## START LISTED ENTRIES
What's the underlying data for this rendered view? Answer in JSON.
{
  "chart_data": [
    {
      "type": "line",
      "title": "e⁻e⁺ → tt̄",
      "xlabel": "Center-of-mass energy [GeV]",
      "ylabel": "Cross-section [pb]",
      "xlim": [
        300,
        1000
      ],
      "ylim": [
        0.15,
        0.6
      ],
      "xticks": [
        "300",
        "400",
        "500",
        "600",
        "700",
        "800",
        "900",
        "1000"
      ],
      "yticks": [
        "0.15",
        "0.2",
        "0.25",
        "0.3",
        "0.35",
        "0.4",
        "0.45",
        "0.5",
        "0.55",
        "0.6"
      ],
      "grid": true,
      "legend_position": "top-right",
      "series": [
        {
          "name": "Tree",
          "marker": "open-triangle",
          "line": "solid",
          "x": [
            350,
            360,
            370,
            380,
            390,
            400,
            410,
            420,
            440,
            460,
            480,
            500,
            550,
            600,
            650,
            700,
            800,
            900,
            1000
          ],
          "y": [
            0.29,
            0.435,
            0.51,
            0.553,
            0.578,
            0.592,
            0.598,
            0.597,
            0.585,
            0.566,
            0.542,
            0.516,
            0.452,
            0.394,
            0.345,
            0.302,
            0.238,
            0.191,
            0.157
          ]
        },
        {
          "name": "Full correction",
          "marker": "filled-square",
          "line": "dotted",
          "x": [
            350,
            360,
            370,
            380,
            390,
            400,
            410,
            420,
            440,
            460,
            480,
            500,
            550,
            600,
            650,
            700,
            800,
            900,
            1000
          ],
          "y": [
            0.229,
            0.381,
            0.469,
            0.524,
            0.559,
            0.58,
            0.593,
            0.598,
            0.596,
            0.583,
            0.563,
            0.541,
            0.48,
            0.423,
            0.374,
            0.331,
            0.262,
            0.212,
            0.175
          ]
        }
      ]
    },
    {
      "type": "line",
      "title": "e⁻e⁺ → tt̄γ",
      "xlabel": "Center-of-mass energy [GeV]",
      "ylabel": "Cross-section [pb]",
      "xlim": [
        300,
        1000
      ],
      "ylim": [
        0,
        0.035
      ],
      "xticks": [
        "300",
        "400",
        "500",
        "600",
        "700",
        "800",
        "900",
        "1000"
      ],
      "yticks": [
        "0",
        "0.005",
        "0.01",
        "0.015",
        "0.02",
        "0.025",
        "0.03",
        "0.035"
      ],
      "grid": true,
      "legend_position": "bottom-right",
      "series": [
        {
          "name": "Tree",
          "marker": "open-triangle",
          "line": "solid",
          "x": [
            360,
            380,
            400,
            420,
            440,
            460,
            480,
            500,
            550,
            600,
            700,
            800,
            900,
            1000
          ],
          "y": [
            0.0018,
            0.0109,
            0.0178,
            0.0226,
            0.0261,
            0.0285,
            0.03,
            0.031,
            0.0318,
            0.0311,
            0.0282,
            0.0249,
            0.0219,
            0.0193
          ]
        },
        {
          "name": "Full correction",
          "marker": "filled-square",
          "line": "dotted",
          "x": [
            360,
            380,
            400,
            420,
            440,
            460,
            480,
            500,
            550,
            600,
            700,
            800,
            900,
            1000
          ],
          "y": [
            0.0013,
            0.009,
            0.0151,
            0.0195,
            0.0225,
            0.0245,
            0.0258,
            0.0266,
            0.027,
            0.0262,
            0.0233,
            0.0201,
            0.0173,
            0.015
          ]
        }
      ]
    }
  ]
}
## END LISTED ENTRIES
• THE EXERCISE: The word "right" may appear on some lines. Report how many lines hold it, giving the number alone.

• EXPECTED ANSWER: 2